(WRITTEN REQUEST)
Gather all lines from the material that contain the word "Spread".

Records from a collection
──────────────────────────────
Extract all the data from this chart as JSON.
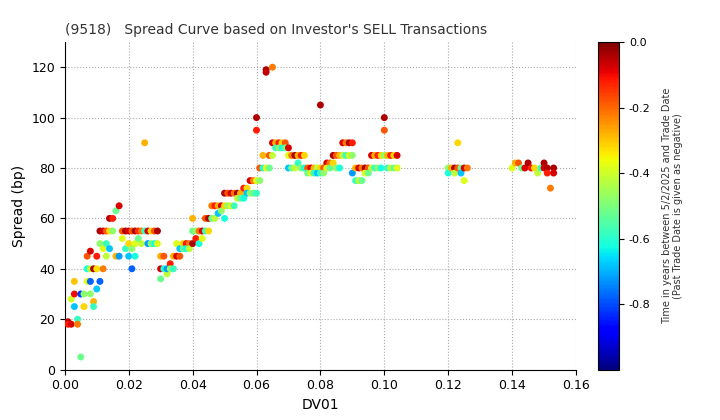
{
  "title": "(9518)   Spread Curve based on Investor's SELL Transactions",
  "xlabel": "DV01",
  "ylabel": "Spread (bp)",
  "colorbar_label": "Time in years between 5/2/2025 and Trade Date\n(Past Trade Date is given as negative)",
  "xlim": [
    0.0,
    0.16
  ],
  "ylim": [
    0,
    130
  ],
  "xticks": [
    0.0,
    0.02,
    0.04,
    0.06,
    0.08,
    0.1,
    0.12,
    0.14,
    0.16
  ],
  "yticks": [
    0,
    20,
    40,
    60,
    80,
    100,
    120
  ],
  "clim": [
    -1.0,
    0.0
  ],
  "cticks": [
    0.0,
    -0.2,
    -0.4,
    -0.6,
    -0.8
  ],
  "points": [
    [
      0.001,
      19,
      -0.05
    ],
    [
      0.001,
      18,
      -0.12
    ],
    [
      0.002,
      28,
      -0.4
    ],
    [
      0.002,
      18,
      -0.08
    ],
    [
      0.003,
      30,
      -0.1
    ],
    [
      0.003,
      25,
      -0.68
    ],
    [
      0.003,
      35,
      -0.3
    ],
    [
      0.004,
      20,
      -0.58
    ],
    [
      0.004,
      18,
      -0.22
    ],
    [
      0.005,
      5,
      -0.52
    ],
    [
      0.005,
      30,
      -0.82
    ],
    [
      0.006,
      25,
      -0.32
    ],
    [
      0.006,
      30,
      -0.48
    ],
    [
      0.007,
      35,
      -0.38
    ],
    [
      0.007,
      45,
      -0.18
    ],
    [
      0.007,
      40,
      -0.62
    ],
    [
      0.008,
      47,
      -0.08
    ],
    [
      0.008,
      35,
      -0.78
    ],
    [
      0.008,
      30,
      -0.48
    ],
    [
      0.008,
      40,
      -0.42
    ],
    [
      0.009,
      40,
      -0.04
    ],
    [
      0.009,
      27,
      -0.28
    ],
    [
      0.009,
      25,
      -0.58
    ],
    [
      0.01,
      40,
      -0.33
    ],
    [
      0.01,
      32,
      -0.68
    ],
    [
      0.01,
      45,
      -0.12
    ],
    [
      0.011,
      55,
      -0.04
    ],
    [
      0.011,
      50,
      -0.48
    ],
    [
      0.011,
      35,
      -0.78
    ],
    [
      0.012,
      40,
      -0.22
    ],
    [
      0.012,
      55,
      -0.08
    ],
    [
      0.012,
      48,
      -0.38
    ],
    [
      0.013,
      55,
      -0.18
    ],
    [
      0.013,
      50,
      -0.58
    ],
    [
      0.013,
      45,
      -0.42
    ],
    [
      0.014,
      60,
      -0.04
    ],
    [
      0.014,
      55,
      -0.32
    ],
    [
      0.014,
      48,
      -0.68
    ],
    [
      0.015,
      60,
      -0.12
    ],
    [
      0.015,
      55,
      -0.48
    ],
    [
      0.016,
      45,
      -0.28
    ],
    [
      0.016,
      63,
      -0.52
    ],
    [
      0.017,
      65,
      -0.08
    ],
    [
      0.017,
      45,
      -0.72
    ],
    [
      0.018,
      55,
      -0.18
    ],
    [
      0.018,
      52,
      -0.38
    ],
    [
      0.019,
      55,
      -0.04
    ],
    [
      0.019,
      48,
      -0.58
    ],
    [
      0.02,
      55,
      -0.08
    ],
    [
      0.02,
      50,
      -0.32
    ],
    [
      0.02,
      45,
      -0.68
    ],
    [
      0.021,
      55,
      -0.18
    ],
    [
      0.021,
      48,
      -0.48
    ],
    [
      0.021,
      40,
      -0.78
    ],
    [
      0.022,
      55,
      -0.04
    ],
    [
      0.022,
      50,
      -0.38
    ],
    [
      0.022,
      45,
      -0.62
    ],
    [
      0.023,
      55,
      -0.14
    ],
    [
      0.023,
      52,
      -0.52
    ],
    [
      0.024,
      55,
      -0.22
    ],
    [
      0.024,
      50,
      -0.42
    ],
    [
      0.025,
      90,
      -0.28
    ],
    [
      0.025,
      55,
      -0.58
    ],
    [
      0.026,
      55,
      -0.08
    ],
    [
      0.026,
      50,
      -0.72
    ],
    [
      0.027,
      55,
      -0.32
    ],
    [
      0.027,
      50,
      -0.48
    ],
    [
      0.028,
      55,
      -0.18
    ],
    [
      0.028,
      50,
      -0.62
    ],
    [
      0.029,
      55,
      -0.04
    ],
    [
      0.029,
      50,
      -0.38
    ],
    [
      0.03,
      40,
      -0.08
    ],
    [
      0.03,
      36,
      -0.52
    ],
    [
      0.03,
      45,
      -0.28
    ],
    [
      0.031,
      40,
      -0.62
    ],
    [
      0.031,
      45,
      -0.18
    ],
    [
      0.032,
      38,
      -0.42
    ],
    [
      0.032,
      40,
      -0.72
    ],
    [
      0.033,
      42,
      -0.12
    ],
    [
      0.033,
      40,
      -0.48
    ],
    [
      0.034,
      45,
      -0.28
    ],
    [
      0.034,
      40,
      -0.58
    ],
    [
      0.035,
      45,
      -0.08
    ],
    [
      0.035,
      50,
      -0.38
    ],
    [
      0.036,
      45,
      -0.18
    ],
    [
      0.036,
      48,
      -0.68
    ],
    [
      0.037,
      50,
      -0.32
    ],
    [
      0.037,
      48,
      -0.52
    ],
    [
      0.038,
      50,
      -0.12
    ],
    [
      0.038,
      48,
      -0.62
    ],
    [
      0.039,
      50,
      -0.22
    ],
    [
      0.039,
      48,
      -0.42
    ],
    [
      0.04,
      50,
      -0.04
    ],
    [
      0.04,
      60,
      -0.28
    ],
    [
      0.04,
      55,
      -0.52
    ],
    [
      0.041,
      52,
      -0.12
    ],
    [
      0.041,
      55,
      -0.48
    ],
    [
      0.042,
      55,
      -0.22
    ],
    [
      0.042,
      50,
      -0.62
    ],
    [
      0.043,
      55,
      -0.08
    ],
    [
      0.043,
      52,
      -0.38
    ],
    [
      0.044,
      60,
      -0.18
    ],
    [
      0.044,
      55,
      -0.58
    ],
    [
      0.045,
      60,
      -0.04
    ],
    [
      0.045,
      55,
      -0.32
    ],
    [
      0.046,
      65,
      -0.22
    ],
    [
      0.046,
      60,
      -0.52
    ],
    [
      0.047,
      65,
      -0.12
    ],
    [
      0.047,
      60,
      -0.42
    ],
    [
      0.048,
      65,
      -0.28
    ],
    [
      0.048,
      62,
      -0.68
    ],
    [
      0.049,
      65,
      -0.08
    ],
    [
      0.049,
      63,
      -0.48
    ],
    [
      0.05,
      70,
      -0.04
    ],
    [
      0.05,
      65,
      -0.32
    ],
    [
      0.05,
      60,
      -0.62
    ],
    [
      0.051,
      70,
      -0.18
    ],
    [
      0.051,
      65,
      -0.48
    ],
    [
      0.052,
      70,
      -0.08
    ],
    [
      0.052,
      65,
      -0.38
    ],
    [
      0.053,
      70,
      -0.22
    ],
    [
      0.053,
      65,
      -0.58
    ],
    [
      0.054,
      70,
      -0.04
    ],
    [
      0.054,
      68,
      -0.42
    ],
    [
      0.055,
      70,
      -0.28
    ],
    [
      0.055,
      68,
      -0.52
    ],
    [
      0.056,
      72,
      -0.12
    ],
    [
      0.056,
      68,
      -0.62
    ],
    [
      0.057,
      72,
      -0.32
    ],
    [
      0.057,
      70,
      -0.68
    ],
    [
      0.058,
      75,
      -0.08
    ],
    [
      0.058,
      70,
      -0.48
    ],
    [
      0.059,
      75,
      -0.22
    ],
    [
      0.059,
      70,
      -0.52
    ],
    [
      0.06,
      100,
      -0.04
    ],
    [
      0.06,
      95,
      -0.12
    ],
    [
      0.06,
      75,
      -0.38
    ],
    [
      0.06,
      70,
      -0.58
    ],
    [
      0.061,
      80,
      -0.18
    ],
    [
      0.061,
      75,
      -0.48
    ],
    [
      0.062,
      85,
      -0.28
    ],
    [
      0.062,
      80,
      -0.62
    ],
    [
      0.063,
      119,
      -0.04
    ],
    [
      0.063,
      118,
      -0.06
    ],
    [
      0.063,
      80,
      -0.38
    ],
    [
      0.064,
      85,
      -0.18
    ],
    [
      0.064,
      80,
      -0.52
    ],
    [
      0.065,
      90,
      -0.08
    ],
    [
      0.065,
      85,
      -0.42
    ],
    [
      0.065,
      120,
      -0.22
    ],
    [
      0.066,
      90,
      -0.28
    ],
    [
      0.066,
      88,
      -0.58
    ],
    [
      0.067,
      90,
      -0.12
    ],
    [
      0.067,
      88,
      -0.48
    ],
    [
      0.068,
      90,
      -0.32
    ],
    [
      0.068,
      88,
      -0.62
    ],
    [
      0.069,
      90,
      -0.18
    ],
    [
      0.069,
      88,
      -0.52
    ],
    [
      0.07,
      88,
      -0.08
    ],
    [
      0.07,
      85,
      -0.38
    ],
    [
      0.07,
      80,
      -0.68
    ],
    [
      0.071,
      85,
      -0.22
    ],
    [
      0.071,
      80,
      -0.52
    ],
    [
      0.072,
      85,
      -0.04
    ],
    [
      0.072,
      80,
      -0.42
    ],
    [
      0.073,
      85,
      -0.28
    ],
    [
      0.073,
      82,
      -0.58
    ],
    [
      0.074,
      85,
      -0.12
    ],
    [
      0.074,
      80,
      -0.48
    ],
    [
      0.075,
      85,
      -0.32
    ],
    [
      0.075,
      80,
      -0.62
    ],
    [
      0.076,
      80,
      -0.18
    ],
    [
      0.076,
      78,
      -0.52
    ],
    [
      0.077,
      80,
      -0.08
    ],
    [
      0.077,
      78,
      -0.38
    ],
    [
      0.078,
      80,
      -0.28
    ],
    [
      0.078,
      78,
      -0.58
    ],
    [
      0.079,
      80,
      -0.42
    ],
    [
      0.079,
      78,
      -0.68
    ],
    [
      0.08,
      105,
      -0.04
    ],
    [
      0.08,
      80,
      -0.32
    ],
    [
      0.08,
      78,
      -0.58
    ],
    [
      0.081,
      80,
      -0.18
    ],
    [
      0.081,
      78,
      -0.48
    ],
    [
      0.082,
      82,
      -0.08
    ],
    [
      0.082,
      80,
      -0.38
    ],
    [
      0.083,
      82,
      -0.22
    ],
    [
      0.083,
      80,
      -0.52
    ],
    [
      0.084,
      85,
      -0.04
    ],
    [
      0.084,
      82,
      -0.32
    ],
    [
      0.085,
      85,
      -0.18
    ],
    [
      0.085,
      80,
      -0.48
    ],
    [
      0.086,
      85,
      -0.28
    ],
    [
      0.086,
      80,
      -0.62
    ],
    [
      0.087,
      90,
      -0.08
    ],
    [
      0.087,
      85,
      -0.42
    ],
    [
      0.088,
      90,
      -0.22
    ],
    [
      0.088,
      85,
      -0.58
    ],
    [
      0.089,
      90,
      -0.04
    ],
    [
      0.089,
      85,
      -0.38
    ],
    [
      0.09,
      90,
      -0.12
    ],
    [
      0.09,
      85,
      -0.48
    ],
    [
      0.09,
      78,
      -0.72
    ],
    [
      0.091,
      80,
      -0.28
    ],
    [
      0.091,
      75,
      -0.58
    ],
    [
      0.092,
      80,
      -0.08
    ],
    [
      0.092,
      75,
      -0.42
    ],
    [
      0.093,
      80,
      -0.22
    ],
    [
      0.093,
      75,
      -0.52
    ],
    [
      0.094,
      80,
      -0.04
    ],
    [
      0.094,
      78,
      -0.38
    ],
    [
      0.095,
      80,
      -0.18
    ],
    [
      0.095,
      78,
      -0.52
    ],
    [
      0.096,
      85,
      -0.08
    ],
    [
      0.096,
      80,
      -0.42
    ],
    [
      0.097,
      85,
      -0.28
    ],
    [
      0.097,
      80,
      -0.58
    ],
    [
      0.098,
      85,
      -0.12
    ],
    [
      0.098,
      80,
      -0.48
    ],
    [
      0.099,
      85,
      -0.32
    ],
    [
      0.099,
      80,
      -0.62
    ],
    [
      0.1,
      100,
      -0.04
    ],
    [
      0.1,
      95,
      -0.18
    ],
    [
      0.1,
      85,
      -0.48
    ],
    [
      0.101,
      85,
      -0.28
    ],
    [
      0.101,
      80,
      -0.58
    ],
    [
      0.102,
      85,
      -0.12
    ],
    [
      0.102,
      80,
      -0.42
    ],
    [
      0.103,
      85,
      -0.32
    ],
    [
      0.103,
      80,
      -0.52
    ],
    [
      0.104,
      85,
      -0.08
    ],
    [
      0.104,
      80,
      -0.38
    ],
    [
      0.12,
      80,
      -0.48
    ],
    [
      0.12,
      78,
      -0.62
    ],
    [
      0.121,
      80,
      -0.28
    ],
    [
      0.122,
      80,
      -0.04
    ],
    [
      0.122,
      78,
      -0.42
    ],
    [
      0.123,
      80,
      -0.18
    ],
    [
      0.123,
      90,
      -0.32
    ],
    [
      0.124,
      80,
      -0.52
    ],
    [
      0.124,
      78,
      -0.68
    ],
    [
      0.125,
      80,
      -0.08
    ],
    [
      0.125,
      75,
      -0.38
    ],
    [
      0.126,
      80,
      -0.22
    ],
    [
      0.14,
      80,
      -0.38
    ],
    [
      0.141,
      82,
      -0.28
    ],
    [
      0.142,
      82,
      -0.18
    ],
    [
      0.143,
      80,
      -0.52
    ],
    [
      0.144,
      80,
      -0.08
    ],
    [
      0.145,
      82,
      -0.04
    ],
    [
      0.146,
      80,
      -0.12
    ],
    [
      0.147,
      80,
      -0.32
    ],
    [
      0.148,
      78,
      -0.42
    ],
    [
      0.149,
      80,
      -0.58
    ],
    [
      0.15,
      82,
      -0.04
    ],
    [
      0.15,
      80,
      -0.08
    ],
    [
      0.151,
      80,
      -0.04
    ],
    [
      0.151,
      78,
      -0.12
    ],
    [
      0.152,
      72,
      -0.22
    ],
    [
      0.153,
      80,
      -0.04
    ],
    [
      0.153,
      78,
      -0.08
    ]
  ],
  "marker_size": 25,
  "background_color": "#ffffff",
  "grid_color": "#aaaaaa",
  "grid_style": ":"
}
──────────────────────────────
(EXERCISE ANSWER)
  "title": "(9518)   Spread Curve based on Investor's SELL Transactions",
  "ylabel": "Spread (bp)",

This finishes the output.